SET TASK: Find the word "C三个选项中选出最佳选项" in the data. Return every line where it appears.
--- DATA SECTION ---
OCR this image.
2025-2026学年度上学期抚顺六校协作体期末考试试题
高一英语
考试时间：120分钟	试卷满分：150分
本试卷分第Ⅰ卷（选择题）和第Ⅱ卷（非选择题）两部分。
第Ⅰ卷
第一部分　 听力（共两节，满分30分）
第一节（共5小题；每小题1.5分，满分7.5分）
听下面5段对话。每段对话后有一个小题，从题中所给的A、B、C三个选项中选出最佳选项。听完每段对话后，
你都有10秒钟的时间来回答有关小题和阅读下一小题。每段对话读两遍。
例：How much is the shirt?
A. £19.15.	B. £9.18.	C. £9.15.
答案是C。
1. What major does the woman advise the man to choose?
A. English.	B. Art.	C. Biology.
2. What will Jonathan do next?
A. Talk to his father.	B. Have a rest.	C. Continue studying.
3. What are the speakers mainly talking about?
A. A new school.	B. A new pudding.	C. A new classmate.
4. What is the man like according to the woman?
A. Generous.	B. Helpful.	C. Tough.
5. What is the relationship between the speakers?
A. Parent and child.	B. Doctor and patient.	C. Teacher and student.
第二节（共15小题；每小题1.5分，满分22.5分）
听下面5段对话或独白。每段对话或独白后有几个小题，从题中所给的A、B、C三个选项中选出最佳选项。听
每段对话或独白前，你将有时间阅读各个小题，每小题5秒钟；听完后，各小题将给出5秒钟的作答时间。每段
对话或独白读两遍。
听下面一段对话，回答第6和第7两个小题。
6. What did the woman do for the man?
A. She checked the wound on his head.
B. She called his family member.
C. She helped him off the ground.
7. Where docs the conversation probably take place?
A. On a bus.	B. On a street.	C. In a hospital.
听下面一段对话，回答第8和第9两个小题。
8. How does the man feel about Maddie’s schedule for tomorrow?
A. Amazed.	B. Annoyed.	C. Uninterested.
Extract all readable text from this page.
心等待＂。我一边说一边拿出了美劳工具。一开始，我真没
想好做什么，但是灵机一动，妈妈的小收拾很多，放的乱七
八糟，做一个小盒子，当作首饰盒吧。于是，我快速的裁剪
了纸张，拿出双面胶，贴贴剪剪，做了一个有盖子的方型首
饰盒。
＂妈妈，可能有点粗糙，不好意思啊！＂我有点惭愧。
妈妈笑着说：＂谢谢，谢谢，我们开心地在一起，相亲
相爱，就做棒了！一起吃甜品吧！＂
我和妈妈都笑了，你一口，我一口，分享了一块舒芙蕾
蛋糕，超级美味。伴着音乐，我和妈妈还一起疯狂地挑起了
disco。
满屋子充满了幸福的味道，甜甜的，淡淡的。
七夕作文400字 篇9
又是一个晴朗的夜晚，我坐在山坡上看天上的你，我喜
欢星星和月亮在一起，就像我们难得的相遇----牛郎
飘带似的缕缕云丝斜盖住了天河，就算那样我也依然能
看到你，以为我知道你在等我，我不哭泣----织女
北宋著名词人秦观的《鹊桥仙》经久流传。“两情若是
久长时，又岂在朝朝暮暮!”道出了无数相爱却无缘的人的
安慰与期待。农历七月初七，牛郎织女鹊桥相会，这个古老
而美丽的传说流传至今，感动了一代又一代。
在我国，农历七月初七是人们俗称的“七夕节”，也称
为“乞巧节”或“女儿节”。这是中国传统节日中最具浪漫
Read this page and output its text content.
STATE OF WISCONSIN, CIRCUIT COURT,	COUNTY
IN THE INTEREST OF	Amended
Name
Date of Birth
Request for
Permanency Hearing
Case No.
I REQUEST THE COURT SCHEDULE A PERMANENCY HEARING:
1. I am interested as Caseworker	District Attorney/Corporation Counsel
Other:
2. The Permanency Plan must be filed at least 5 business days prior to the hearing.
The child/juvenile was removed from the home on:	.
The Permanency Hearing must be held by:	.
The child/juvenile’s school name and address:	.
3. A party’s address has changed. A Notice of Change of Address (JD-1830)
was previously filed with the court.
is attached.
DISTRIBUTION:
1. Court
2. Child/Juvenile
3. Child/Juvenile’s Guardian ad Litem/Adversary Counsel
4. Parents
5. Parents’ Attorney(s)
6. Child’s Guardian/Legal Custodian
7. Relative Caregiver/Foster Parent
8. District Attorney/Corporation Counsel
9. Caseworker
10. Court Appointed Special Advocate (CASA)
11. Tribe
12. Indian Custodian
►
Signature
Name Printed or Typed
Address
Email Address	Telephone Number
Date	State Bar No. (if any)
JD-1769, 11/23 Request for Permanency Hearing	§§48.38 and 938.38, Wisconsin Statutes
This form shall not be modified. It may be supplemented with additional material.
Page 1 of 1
---
COMPLETE ANSWER:
听下面5段对话。每段对话后有一个小题，从题中所给的A、B、C三个选项中选出最佳选项。听完每段对话后，
听下面5段对话或独白。每段对话或独白后有几个小题，从题中所给的A、B、C三个选项中选出最佳选项。听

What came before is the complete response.